-------- Textauszug --------

Autor Andreas Kesberger hat sich Gedanken zum Fotojahr 2018 gemacht.

(Bild: Pixabay/CC0)

Lesezeit: 7 Min.
Von
  • Andreas Kesberger
Inhaltsverzeichnis

Manchmal ist es ganz sinnvoll, dass neue Kameras nicht gewählt werden. Wahrscheinlich hätten wir dann jetzt auch noch keine neue Fotoregierung. Nach langen Sondierungen wurde die Koalition der Spiegellosen und der Spiegelreflexe dann doch wieder abgesagt. "Lieber gar nicht fotografieren als unscharf fotografieren" hieß in den ersten Statements, eh dann doch durchsickerte, dass man sich auf eine Obergrenze für Spiegelvorauslösungen eigentlich schon geeinigt hatte – nach 200.000 Auslösungen macht der Verschluss doch eh schlapp. Und Koalition klingt in der Branche wohl zu sehr nach Übernahme. Aber selbst Nikon hat ja zum Glück sein 100-jähriges Firmenjubiläum überlebt.

--------

— Aufgaben —
**A)** Gib aus dem Text über das Fotojahr 2018 den Abschnitt Wort für Wort wieder, der mit den Worten „Autor Andreas Kesberger“ anfängt und mit „100-jähriges Firmenjubiläum überlebt.“ aufhört.
**B)** Schreib den Text über das Fotojahr 2018 im gleichen Ton weiter, direkt im Anschluss an seinen letzten Satz.

-------- Datenauszug --------

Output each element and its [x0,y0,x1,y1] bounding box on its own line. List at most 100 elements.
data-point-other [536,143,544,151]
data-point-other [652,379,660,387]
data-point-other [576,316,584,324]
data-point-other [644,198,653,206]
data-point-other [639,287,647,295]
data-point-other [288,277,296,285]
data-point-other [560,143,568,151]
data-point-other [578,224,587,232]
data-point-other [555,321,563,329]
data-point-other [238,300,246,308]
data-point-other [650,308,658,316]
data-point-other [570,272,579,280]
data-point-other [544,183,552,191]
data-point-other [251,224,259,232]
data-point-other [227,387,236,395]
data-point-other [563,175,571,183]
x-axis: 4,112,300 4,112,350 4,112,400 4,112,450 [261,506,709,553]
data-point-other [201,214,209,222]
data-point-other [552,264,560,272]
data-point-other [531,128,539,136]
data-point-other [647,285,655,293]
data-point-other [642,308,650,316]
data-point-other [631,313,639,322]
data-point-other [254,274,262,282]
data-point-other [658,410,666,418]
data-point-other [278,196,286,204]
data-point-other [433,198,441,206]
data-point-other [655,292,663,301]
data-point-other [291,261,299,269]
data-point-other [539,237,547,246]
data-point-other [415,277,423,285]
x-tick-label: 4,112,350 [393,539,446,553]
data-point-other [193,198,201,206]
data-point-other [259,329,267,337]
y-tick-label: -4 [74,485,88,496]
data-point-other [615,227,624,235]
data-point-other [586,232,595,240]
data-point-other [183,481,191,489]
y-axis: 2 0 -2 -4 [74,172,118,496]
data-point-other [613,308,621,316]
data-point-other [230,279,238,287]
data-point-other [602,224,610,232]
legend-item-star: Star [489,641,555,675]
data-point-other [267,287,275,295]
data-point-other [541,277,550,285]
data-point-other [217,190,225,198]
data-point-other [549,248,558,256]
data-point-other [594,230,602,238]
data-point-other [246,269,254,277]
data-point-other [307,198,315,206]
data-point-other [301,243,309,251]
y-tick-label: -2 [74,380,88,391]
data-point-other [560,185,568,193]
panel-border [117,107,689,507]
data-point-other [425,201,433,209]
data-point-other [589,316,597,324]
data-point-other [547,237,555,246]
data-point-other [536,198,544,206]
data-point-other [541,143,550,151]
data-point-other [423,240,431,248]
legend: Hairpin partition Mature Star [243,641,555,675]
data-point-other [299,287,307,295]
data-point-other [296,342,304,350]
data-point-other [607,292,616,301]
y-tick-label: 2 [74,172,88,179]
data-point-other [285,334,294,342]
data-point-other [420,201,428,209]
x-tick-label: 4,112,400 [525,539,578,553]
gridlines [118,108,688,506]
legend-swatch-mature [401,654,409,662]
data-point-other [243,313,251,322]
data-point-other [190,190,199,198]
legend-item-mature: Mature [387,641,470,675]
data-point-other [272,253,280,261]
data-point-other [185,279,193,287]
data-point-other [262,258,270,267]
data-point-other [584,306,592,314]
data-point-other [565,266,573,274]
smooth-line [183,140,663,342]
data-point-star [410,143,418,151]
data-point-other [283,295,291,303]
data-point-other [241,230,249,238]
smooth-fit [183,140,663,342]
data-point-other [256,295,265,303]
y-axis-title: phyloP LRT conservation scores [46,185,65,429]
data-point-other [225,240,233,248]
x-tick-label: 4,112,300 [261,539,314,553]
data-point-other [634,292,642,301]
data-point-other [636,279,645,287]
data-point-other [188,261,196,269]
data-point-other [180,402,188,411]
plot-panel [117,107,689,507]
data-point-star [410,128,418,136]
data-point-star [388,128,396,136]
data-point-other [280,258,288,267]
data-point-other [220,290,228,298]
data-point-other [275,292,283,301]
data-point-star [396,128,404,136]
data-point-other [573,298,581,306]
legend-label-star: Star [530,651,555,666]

--------

— Lösungen —
**A)**
Autor Andreas Kesberger hat sich Gedanken zum Fotojahr 2018 gemacht.

(Bild: Pixabay/CC0)

Lesezeit: 7 Min.
Von
  • Andreas Kesberger
Inhaltsverzeichnis

Manchmal ist es ganz sinnvoll, dass neue Kameras nicht gewählt werden. Wahrscheinlich hätten wir dann jetzt auch noch keine neue Fotoregierung. Nach langen Sondierungen wurde die Koalition der Spiegellosen und der Spiegelreflexe dann doch wieder abgesagt. "Lieber gar nicht fotografieren als unscharf fotografieren" hieß in den ersten Statements, eh dann doch durchsickerte, dass man sich auf eine Obergrenze für Spiegelvorauslösungen eigentlich schon geeinigt hatte – nach 200.000 Auslösungen macht der Verschluss doch eh schlapp. Und Koalition klingt in der Branche wohl zu sehr nach Übernahme. Aber selbst Nikon hat ja zum Glück sein 100-jähriges Firmenjubiläum überlebt.

**B)**
Nächster Anlauf: Nikon hat angekündigt, neue spiegellose Kameras zu entwickeln.

(Bild: Pixabay/CC0 )

Also übergeben wir doch zurück an die Entwicklungsabteilungen. Vielleicht fällt es gar nicht auf, wenn die sich zwischendurch mal nach Jamaika verdrücken. Es brennt scheinbar nichts auf den Nägeln. Die heißeste Erwartung für 2018 ist eine spiegellose Nikon, die endlich ein ordentliches Format hat, doch ohne Fanbrille ist auch das ein metoo-Produkt, das den Sony-Werkzeugkasten nachbaut oder der D850 heimlich den Spiegel und etwas Gehäusespeck klaut. Da hat die Designabteilung genug zu tun, traditionell und innovativ gleichzeitig zu wirken. Und "metoo-Produkt" mag man gleich gar nicht schreiben, solange die Frauenquote an der Research-Front so bescheiden bleibt und von dort doch immer nur Männerspielzeuge kommen. Die Optiken werden wahlweise derweil noch schärfer und lichtstärker oder sogar noch retro-unschärfer, was dann auch wieder toll ist. Das geht dann wohl so weiter. Mal gucken ob Leica die 15.000-Euro-Schallmauer für ein Kleinbildobjektiv noch lange ignorieren möchte.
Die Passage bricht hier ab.